Given instruction:
Find how many lines in the material contain "color"; your answer should be that number alone.

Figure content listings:
* START *

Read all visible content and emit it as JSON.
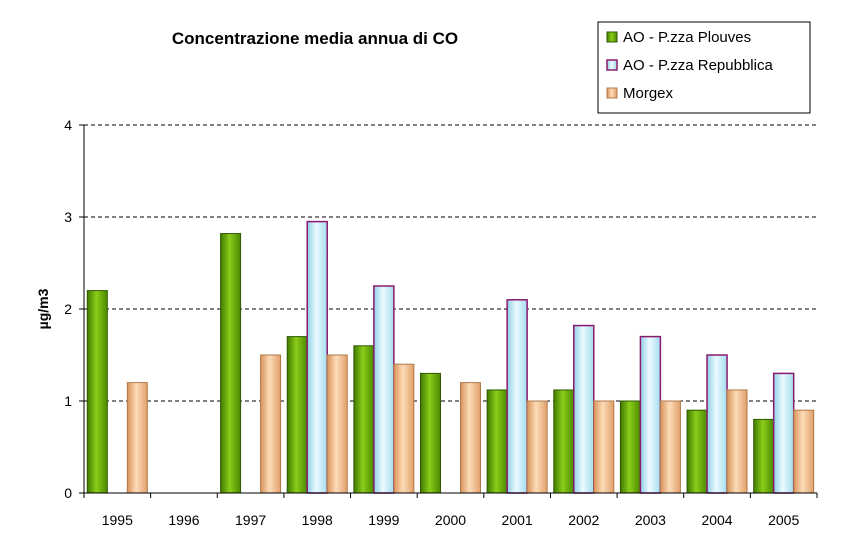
{
  "chart_data": {
    "type": "bar",
    "title": "Concentrazione media annua di CO",
    "xlabel": "",
    "ylabel": "µg/m3",
    "ylim": [
      0,
      4
    ],
    "yticks": [
      "0",
      "1",
      "2",
      "3",
      "4"
    ],
    "grid": true,
    "legend_position": "top-right",
    "categories": [
      "1995",
      "1996",
      "1997",
      "1998",
      "1999",
      "2000",
      "2001",
      "2002",
      "2003",
      "2004",
      "2005"
    ],
    "series": [
      {
        "name": "AO - P.zza Plouves",
        "color": "#5a9e00",
        "values": [
          2.2,
          null,
          2.82,
          1.7,
          1.6,
          1.3,
          1.12,
          1.12,
          1.0,
          0.9,
          0.8
        ]
      },
      {
        "name": "AO - P.zza Repubblica",
        "color": "#bfe9f5",
        "border": "#8b1a6e",
        "values": [
          null,
          null,
          null,
          2.95,
          2.25,
          null,
          2.1,
          1.82,
          1.7,
          1.5,
          1.3
        ]
      },
      {
        "name": "Morgex",
        "color": "#f2c08f",
        "values": [
          1.2,
          null,
          1.5,
          1.5,
          1.4,
          1.2,
          1.0,
          1.0,
          1.0,
          1.12,
          0.9
        ]
      }
    ]
  }
}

* END *

Reply to the exercise:
3